— Start Records to process —

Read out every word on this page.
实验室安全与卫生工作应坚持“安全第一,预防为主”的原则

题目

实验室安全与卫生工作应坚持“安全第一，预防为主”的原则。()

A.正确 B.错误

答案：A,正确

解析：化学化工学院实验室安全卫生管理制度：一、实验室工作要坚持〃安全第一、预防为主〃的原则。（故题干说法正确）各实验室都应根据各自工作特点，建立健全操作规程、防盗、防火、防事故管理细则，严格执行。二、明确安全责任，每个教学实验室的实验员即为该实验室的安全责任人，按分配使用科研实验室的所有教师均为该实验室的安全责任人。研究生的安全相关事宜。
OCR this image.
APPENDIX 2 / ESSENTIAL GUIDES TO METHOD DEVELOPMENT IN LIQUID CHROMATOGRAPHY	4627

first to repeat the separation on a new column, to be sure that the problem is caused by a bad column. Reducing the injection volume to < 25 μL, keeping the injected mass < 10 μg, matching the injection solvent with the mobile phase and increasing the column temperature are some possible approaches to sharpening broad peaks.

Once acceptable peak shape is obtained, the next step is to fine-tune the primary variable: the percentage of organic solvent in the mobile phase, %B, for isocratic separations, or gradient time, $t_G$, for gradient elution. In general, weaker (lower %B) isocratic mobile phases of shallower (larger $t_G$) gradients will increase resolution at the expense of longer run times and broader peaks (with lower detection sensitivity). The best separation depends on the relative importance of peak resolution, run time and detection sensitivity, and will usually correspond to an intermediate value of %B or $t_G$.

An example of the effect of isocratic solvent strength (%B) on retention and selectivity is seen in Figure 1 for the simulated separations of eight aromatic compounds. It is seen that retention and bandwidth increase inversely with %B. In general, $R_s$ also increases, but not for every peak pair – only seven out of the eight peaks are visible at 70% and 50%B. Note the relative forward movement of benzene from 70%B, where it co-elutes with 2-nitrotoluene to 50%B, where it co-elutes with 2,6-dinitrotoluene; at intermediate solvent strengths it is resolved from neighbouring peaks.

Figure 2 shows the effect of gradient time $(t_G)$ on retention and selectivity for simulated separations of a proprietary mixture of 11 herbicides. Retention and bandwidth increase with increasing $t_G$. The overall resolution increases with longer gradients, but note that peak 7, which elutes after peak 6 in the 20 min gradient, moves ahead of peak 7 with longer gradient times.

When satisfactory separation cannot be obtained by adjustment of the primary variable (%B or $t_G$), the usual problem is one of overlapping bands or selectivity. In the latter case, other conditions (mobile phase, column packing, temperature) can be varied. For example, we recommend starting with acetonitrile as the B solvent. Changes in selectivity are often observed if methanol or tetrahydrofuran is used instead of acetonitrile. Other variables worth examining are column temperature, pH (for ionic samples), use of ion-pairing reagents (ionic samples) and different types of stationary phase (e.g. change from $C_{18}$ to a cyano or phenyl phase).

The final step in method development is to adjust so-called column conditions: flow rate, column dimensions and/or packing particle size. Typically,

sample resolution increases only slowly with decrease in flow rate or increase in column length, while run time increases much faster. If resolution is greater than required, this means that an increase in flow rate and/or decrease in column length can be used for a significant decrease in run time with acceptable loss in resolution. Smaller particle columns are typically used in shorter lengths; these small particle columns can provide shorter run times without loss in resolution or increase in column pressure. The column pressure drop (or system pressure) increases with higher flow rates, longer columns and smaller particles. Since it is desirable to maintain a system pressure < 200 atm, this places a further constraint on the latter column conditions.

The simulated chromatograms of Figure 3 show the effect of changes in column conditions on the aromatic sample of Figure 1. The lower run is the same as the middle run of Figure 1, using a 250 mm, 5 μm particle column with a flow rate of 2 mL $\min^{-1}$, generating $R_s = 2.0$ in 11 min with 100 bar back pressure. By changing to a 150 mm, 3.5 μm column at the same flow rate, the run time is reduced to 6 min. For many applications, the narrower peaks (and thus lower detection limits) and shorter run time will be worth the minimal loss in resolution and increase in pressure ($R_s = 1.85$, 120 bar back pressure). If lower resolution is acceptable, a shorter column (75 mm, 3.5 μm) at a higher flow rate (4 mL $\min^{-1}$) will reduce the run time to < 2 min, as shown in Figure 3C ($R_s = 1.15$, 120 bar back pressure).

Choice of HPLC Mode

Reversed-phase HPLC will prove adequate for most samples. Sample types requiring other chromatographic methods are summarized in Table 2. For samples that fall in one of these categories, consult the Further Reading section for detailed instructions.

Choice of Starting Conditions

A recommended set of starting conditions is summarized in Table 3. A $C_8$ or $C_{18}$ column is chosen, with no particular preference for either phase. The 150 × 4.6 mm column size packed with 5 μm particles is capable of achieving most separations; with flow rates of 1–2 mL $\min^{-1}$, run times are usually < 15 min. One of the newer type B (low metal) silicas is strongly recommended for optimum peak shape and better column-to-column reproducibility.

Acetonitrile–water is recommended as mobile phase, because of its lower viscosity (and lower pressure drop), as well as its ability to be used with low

— End Records to process —

» Exercise: Please repeat the listing above in full and exactly.

» Response for this exercise:
Read out every word on this page.
实验室安全与卫生工作应坚持“安全第一,预防为主”的原则

题目

实验室安全与卫生工作应坚持“安全第一，预防为主”的原则。()

A.正确 B.错误

答案：A,正确

解析：化学化工学院实验室安全卫生管理制度：一、实验室工作要坚持〃安全第一、预防为主〃的原则。（故题干说法正确）各实验室都应根据各自工作特点，建立健全操作规程、防盗、防火、防事故管理细则，严格执行。二、明确安全责任，每个教学实验室的实验员即为该实验室的安全责任人，按分配使用科研实验室的所有教师均为该实验室的安全责任人。研究生的安全相关事宜。
OCR this image.
APPENDIX 2 / ESSENTIAL GUIDES TO METHOD DEVELOPMENT IN LIQUID CHROMATOGRAPHY	4627

first to repeat the separation on a new column, to be sure that the problem is caused by a bad column. Reducing the injection volume to < 25 μL, keeping the injected mass < 10 μg, matching the injection solvent with the mobile phase and increasing the column temperature are some possible approaches to sharpening broad peaks.

Once acceptable peak shape is obtained, the next step is to fine-tune the primary variable: the percentage of organic solvent in the mobile phase, %B, for isocratic separations, or gradient time, $t_G$, for gradient elution. In general, weaker (lower %B) isocratic mobile phases of shallower (larger $t_G$) gradients will increase resolution at the expense of longer run times and broader peaks (with lower detection sensitivity). The best separation depends on the relative importance of peak resolution, run time and detection sensitivity, and will usually correspond to an intermediate value of %B or $t_G$.

An example of the effect of isocratic solvent strength (%B) on retention and selectivity is seen in Figure 1 for the simulated separations of eight aromatic compounds. It is seen that retention and bandwidth increase inversely with %B. In general, $R_s$ also increases, but not for every peak pair – only seven out of the eight peaks are visible at 70% and 50%B. Note the relative forward movement of benzene from 70%B, where it co-elutes with 2-nitrotoluene to 50%B, where it co-elutes with 2,6-dinitrotoluene; at intermediate solvent strengths it is resolved from neighbouring peaks.

Figure 2 shows the effect of gradient time $(t_G)$ on retention and selectivity for simulated separations of a proprietary mixture of 11 herbicides. Retention and bandwidth increase with increasing $t_G$. The overall resolution increases with longer gradients, but note that peak 7, which elutes after peak 6 in the 20 min gradient, moves ahead of peak 7 with longer gradient times.

When satisfactory separation cannot be obtained by adjustment of the primary variable (%B or $t_G$), the usual problem is one of overlapping bands or selectivity. In the latter case, other conditions (mobile phase, column packing, temperature) can be varied. For example, we recommend starting with acetonitrile as the B solvent. Changes in selectivity are often observed if methanol or tetrahydrofuran is used instead of acetonitrile. Other variables worth examining are column temperature, pH (for ionic samples), use of ion-pairing reagents (ionic samples) and different types of stationary phase (e.g. change from $C_{18}$ to a cyano or phenyl phase).

The final step in method development is to adjust so-called column conditions: flow rate, column dimensions and/or packing particle size. Typically,

sample resolution increases only slowly with decrease in flow rate or increase in column length, while run time increases much faster. If resolution is greater than required, this means that an increase in flow rate and/or decrease in column length can be used for a significant decrease in run time with acceptable loss in resolution. Smaller particle columns are typically used in shorter lengths; these small particle columns can provide shorter run times without loss in resolution or increase in column pressure. The column pressure drop (or system pressure) increases with higher flow rates, longer columns and smaller particles. Since it is desirable to maintain a system pressure < 200 atm, this places a further constraint on the latter column conditions.

The simulated chromatograms of Figure 3 show the effect of changes in column conditions on the aromatic sample of Figure 1. The lower run is the same as the middle run of Figure 1, using a 250 mm, 5 μm particle column with a flow rate of 2 mL $\min^{-1}$, generating $R_s = 2.0$ in 11 min with 100 bar back pressure. By changing to a 150 mm, 3.5 μm column at the same flow rate, the run time is reduced to 6 min. For many applications, the narrower peaks (and thus lower detection limits) and shorter run time will be worth the minimal loss in resolution and increase in pressure ($R_s = 1.85$, 120 bar back pressure). If lower resolution is acceptable, a shorter column (75 mm, 3.5 μm) at a higher flow rate (4 mL $\min^{-1}$) will reduce the run time to < 2 min, as shown in Figure 3C ($R_s = 1.15$, 120 bar back pressure).

Choice of HPLC Mode

Reversed-phase HPLC will prove adequate for most samples. Sample types requiring other chromatographic methods are summarized in Table 2. For samples that fall in one of these categories, consult the Further Reading section for detailed instructions.

Choice of Starting Conditions

A recommended set of starting conditions is summarized in Table 3. A $C_8$ or $C_{18}$ column is chosen, with no particular preference for either phase. The 150 × 4.6 mm column size packed with 5 μm particles is capable of achieving most separations; with flow rates of 1–2 mL $\min^{-1}$, run times are usually < 15 min. One of the newer type B (low metal) silicas is strongly recommended for optimum peak shape and better column-to-column reproducibility.

Acetonitrile–water is recommended as mobile phase, because of its lower viscosity (and lower pressure drop), as well as its ability to be used with low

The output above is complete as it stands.